## Task objective
Gather each line containing the string "Test" from these entries.

_____

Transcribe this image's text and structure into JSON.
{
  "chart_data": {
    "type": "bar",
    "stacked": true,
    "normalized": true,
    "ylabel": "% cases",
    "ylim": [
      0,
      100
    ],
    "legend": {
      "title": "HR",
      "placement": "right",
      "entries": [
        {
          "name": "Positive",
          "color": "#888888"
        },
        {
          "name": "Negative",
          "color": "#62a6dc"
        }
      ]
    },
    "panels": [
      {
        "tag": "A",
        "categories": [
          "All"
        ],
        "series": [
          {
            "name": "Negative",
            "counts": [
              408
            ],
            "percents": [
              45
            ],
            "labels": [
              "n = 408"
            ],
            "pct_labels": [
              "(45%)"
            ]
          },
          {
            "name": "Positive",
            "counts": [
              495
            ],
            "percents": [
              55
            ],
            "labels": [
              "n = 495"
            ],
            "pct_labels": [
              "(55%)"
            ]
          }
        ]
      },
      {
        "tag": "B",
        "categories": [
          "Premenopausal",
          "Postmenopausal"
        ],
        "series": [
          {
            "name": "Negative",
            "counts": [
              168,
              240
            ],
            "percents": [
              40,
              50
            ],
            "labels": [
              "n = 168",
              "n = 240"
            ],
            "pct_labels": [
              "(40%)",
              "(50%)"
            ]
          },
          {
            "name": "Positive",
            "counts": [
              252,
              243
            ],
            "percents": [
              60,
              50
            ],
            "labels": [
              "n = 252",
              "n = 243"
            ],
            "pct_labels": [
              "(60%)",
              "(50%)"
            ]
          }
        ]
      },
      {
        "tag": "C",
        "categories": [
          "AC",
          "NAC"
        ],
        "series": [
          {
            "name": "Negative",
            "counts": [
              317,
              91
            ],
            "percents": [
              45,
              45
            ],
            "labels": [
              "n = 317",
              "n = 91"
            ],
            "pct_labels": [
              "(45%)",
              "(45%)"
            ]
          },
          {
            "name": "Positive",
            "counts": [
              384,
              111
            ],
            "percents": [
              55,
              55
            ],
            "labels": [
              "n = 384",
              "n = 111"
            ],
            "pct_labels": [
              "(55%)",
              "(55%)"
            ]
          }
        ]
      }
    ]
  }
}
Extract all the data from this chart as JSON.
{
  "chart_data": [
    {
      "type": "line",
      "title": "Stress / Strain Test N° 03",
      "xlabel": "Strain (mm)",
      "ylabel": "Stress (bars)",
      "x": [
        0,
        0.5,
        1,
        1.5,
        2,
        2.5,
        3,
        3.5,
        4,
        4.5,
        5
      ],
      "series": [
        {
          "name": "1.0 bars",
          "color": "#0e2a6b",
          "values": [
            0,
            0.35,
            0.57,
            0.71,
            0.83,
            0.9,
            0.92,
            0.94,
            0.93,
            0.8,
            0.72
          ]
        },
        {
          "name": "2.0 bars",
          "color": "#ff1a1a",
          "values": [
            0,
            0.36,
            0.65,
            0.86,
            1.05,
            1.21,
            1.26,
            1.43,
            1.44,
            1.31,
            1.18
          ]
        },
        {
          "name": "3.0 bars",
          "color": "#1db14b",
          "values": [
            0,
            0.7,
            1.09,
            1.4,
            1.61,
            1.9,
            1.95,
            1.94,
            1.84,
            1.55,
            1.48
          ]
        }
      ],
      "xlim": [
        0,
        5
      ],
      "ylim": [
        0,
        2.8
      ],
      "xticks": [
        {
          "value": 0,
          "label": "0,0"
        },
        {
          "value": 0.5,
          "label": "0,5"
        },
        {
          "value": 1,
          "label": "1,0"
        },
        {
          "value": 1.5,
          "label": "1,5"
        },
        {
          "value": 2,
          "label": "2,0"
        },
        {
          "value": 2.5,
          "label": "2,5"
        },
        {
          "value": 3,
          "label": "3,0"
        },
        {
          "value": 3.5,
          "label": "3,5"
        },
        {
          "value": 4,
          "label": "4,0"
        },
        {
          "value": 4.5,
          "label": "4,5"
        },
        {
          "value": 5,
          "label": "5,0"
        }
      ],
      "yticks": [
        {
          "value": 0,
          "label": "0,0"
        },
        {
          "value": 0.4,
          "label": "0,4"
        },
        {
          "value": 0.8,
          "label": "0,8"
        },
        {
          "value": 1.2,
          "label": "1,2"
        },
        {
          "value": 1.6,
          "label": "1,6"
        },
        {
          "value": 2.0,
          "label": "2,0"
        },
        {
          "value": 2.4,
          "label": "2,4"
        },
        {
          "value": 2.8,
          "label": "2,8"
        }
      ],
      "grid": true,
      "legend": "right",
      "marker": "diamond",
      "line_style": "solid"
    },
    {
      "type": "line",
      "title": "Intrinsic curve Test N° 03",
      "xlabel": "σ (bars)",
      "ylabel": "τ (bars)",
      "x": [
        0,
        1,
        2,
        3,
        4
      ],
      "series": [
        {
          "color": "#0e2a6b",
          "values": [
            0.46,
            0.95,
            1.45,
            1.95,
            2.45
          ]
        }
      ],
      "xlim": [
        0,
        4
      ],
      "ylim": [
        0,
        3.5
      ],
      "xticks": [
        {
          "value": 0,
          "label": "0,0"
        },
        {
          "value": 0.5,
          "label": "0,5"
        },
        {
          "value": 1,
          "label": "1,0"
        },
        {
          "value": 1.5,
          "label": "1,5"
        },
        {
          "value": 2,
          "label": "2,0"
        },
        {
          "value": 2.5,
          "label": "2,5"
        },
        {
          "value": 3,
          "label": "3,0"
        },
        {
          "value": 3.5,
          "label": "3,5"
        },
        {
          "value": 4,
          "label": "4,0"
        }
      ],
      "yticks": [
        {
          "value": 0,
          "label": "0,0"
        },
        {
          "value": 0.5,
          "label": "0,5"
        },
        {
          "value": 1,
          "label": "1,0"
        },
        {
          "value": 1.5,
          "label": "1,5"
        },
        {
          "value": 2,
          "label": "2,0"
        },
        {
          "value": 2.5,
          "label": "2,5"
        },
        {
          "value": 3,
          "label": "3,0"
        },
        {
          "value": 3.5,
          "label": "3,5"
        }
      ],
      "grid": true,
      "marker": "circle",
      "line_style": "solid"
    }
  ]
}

_____

## Result for this task
      "title": "Stress / Strain Test N° 03",
      "title": "Intrinsic curve Test N° 03",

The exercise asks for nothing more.